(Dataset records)

[start]

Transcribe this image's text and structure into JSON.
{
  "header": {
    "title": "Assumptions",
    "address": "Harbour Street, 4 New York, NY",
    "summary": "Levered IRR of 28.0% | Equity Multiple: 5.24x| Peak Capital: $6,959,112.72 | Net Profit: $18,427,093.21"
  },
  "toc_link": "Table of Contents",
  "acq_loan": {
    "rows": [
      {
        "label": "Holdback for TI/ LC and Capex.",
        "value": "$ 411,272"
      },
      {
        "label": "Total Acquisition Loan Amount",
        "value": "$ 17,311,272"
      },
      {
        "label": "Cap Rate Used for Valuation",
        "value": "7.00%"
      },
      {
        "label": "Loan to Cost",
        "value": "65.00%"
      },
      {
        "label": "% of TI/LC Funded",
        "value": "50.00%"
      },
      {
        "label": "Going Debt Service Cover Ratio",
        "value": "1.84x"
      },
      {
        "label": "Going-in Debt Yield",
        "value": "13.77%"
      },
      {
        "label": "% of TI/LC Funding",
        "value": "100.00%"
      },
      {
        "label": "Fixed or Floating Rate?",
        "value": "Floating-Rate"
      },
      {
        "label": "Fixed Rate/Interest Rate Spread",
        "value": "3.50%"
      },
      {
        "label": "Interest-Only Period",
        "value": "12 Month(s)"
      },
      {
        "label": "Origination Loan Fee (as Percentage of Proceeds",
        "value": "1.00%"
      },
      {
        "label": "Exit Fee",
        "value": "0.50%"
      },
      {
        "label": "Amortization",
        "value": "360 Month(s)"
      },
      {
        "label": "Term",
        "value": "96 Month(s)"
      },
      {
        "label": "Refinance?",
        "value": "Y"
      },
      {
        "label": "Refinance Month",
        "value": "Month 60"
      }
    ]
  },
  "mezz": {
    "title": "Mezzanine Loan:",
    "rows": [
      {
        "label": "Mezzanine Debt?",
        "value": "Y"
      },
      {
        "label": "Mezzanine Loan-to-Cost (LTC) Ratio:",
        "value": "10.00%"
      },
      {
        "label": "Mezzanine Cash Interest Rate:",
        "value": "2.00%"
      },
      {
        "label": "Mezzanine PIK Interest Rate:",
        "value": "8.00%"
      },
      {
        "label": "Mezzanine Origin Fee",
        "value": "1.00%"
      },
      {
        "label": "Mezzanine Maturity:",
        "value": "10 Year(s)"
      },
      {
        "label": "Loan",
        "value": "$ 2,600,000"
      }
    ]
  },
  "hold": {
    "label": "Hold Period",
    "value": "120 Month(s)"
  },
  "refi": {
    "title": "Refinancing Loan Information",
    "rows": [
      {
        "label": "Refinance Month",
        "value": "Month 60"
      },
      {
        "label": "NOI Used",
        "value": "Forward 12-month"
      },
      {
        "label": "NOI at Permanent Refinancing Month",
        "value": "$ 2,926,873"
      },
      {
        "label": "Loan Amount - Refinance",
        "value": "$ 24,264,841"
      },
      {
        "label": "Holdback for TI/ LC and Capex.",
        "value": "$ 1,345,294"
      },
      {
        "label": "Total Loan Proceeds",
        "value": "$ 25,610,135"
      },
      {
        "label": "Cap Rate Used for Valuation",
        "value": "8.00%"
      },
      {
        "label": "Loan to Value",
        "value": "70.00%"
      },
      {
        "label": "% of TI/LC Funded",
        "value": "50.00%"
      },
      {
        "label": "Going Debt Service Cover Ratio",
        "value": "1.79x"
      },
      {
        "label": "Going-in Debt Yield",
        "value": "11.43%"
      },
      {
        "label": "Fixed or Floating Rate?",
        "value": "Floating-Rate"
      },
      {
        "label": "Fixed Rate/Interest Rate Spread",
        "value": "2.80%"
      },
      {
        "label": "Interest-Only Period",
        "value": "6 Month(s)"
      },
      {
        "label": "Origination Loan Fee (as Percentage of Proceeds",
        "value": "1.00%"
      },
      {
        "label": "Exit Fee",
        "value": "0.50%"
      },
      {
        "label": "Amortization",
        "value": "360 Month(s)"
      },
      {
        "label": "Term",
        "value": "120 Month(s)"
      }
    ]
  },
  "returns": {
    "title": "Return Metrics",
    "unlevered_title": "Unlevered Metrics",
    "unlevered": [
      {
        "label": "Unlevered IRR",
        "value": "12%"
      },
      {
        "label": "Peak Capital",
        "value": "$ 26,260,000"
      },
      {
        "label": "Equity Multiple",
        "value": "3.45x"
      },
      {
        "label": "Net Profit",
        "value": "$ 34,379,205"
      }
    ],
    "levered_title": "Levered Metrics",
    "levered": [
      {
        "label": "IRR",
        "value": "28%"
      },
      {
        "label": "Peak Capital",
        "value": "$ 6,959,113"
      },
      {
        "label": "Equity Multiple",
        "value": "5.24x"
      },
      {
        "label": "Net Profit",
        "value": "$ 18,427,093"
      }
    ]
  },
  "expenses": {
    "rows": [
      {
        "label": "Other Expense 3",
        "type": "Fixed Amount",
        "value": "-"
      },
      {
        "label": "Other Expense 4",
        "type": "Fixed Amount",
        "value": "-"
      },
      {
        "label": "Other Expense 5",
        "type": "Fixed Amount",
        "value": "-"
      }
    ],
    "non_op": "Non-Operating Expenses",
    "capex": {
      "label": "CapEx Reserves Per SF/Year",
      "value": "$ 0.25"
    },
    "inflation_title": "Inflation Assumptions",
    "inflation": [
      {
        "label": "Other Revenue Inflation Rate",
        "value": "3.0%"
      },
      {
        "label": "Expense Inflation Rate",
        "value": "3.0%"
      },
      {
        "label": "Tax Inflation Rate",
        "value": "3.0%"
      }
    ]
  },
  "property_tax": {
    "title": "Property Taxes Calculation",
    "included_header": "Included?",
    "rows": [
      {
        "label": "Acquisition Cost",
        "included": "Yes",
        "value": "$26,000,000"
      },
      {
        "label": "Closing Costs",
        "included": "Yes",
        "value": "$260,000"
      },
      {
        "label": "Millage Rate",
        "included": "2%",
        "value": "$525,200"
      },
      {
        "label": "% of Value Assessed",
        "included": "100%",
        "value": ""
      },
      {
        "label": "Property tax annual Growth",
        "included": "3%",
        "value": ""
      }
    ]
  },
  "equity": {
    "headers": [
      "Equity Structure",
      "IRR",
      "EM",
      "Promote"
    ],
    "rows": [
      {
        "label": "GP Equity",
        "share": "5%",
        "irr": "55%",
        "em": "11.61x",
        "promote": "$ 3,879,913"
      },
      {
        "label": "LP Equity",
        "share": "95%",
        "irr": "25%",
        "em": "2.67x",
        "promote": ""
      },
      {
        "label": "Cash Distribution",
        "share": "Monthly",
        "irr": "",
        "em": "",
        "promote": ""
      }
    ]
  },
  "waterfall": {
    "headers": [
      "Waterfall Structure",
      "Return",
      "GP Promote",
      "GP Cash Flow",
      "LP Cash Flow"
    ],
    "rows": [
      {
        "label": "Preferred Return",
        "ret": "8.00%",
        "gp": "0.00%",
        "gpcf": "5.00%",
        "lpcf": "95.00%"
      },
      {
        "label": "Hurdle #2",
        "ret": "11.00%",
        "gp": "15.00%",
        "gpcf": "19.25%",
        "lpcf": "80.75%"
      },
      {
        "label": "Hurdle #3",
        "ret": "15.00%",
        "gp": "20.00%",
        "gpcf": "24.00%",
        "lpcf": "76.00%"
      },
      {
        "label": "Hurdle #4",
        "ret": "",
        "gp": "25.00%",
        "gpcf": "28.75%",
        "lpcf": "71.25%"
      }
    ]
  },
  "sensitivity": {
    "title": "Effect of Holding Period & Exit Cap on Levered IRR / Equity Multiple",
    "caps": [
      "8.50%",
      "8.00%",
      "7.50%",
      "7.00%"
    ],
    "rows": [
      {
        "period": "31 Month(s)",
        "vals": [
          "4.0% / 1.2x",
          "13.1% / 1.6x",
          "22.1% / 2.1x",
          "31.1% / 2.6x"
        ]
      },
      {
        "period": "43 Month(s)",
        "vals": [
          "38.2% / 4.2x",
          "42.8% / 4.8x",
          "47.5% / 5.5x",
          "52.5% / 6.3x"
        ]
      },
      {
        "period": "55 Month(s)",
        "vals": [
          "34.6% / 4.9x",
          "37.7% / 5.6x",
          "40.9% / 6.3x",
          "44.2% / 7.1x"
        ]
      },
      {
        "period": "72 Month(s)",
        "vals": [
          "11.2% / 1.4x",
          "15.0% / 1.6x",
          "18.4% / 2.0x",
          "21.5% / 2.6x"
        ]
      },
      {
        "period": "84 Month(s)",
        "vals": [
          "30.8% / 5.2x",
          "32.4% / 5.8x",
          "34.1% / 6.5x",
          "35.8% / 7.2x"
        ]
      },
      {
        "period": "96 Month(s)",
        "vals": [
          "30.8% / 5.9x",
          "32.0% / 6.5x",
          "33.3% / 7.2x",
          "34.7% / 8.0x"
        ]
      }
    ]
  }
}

[end]

▸ Work to complete
Gather and copy every line of the data in which the string "Metrics" is found.

▸ Solution to this problem
    "title": "Return Metrics",
    "unlevered_title": "Unlevered Metrics",
    "levered_title": "Levered Metrics",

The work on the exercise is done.